• **INSTRUCTIONS FOR THE TASK**
Return all lines with the word "confirmed" in them.

• **ENTRIES SHOWN**
★ ★ ★

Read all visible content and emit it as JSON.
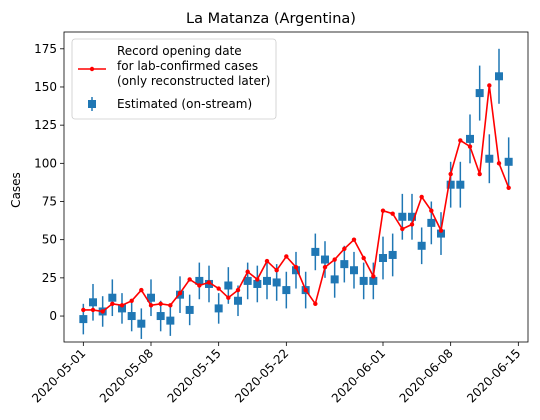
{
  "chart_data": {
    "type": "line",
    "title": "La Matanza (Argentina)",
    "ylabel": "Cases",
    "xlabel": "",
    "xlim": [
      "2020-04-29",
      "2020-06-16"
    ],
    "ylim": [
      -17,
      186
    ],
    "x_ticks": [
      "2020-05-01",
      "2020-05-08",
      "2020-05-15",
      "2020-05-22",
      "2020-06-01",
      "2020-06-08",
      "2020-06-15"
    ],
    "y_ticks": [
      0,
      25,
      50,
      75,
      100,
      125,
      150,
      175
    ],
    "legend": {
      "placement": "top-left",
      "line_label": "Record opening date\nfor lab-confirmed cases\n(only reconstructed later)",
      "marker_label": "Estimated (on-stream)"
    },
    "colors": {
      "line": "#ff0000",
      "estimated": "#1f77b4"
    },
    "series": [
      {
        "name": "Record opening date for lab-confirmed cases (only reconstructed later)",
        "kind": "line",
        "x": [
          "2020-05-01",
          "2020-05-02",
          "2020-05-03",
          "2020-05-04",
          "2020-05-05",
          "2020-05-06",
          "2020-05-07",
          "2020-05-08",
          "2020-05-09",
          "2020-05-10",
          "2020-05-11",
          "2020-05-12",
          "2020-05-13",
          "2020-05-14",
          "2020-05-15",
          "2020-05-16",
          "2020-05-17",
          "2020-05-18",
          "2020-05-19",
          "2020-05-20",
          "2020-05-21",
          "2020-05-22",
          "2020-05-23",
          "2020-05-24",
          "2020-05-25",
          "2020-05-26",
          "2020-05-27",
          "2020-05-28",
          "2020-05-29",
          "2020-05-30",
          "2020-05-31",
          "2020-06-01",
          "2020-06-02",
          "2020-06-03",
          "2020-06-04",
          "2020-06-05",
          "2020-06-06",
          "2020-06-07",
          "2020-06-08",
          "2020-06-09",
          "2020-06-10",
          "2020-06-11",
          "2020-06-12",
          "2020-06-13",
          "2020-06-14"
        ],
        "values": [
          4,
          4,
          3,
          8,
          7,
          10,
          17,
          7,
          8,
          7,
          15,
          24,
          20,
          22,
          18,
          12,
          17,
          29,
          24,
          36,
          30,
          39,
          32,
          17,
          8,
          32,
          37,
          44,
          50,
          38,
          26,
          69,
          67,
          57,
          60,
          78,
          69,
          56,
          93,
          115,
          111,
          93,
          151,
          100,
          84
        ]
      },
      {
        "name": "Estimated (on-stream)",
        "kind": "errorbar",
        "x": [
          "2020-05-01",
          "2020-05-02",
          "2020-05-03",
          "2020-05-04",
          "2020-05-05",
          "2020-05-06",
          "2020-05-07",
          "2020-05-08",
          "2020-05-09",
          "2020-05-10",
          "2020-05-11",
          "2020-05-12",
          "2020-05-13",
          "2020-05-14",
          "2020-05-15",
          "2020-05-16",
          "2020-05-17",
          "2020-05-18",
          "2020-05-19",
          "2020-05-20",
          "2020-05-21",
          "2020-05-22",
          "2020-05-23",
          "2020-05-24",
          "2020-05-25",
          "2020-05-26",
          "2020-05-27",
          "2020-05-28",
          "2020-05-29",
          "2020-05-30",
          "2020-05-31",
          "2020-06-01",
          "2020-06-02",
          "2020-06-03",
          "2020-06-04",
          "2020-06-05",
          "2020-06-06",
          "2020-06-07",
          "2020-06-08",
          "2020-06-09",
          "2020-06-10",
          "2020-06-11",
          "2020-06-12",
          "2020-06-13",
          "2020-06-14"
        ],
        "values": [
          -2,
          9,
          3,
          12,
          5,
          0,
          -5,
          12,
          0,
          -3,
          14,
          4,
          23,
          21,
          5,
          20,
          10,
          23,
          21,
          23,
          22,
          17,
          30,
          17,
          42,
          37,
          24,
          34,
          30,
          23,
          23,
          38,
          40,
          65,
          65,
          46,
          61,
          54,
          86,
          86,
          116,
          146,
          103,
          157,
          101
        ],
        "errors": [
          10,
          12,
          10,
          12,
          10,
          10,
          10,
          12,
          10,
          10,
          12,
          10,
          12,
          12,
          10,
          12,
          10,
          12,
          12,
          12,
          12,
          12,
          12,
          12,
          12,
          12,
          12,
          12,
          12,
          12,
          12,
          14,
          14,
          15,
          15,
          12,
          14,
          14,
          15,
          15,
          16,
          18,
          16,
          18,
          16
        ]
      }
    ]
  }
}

★ ★ ★

• **THE SOLUTION**
      "line_label": "Record opening date\nfor lab-confirmed cases\n(only reconstructed later)",
        "name": "Record opening date for lab-confirmed cases (only reconstructed later)",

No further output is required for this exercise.